Data entries:
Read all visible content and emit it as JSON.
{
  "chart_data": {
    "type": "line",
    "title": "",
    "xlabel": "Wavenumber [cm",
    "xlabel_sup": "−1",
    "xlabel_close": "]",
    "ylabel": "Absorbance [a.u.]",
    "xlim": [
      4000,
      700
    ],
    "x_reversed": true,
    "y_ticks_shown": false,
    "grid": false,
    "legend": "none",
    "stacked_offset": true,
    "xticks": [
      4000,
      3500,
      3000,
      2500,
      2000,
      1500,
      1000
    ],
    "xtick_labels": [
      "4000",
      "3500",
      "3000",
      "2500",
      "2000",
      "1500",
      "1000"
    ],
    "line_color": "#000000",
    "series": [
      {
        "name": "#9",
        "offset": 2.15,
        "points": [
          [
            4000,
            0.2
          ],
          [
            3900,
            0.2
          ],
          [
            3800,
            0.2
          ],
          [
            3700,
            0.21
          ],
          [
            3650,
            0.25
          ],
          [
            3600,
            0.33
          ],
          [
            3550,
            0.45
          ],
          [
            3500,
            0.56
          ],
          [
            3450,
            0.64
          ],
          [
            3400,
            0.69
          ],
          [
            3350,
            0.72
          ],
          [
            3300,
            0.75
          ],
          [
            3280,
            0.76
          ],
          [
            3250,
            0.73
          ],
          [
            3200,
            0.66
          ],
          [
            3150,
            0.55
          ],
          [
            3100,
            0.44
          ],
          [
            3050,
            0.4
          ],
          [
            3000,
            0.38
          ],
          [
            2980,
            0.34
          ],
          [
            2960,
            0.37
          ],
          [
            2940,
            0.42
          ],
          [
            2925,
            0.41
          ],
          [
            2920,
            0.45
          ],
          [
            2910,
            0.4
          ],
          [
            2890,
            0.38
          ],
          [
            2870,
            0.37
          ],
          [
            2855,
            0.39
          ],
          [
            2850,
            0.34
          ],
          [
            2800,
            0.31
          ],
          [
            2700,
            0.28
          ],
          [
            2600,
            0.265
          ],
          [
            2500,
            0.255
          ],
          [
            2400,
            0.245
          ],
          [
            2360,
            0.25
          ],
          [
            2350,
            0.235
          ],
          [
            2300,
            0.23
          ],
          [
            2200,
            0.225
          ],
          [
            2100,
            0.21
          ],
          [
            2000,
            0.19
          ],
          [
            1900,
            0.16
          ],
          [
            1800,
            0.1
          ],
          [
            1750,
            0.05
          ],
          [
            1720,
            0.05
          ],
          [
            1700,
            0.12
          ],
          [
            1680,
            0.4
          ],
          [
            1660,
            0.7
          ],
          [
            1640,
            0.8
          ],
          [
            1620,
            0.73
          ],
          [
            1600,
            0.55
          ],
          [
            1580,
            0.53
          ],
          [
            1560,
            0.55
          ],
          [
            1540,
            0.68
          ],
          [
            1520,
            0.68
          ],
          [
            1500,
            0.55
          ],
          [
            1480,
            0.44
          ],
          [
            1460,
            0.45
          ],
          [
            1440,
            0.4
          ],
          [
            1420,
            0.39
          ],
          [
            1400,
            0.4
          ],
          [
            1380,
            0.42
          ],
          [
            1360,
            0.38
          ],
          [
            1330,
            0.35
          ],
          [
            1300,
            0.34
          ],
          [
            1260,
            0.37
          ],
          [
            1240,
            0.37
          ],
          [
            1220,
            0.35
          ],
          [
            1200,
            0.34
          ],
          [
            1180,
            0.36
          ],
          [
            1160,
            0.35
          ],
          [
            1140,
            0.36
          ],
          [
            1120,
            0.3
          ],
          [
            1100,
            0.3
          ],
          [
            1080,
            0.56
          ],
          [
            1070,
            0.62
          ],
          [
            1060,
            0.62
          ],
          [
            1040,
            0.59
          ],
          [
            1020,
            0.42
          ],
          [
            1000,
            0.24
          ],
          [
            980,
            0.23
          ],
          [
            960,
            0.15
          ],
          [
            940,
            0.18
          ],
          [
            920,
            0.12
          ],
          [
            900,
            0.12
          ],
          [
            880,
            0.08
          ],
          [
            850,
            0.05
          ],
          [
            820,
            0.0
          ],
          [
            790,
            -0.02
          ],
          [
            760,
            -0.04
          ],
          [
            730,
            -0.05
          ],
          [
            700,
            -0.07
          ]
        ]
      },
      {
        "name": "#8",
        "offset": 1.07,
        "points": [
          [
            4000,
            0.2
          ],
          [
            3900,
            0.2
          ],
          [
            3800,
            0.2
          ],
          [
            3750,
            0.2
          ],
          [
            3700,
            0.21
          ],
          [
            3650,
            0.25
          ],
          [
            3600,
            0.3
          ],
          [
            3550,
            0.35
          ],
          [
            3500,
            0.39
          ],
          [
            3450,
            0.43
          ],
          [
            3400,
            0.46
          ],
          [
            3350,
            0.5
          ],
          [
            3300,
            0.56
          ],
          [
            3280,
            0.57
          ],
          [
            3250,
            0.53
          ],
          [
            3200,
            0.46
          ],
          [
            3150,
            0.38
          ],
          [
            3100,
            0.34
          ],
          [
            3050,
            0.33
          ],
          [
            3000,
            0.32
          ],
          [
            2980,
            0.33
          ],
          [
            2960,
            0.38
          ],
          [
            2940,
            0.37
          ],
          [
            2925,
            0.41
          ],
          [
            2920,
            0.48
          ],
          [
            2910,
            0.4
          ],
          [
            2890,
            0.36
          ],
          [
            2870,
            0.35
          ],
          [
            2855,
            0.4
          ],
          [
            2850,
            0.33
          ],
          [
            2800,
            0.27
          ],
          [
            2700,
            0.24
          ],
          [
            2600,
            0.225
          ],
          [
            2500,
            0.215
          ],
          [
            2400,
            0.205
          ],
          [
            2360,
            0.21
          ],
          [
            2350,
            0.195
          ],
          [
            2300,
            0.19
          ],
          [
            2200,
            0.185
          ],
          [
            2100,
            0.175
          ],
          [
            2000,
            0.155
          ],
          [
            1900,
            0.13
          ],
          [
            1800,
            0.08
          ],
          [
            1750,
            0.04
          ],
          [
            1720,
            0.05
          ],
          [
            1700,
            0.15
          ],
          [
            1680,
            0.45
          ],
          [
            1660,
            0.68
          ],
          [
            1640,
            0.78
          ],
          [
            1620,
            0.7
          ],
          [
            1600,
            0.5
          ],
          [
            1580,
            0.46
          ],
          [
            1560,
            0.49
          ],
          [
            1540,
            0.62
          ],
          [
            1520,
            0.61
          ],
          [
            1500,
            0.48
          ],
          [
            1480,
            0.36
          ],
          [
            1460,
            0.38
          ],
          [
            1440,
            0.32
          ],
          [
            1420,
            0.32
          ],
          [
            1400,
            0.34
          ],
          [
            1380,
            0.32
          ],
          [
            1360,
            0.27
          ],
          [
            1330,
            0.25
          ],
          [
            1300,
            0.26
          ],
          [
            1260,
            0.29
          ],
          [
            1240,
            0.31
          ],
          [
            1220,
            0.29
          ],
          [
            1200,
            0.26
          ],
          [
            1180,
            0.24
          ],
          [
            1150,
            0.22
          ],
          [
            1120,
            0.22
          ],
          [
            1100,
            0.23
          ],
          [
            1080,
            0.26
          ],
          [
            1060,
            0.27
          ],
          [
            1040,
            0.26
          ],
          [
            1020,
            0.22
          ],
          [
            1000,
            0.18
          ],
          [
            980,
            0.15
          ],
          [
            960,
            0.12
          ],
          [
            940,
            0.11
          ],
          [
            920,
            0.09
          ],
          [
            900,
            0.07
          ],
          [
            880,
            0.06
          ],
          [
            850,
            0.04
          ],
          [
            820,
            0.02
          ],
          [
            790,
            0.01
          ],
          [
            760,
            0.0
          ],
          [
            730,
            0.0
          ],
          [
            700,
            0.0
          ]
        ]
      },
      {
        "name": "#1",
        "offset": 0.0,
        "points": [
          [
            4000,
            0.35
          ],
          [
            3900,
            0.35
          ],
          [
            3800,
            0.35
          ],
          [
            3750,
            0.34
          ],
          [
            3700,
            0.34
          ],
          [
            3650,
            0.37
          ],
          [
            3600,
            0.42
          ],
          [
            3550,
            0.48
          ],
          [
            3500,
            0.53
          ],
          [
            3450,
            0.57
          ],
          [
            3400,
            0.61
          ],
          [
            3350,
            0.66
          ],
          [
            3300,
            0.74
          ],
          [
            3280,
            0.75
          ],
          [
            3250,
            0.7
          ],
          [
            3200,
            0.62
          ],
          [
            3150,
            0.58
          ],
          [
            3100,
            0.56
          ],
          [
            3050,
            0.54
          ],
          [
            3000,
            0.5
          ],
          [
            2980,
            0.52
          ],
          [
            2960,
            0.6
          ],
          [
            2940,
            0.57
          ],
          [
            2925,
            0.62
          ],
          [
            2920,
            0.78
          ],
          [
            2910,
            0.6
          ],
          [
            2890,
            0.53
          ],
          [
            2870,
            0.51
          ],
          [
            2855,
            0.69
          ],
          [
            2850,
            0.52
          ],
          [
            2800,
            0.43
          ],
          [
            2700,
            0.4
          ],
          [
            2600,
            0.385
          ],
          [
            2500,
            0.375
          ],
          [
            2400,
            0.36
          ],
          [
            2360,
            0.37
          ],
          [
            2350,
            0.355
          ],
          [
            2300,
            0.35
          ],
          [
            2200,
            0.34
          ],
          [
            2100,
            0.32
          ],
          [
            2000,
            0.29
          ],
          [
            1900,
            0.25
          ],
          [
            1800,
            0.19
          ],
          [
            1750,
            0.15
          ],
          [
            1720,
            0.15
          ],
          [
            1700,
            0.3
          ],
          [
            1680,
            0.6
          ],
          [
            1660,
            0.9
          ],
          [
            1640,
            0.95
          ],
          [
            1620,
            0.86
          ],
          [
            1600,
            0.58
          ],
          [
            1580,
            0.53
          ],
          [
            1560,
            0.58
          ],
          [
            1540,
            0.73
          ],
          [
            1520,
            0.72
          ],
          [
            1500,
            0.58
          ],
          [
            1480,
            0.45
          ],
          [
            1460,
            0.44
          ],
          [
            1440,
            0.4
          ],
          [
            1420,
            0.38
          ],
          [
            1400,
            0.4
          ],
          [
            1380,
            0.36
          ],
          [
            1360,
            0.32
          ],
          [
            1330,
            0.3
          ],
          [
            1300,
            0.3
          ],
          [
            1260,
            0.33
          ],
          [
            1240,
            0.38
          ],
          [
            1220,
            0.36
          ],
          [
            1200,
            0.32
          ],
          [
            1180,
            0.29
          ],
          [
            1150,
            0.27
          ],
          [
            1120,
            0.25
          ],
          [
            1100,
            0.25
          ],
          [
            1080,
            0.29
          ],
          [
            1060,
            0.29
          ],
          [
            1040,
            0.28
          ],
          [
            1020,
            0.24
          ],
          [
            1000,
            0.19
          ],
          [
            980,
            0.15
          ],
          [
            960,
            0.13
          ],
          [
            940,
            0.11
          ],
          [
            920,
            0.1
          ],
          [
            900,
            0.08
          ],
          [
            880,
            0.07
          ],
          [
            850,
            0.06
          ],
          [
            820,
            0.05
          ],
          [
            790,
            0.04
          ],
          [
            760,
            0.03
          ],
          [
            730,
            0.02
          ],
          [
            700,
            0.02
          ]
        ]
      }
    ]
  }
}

Aim: Check each line of the data above for the string "true", then report how many lines have it, with no other words.

Response to the task: 2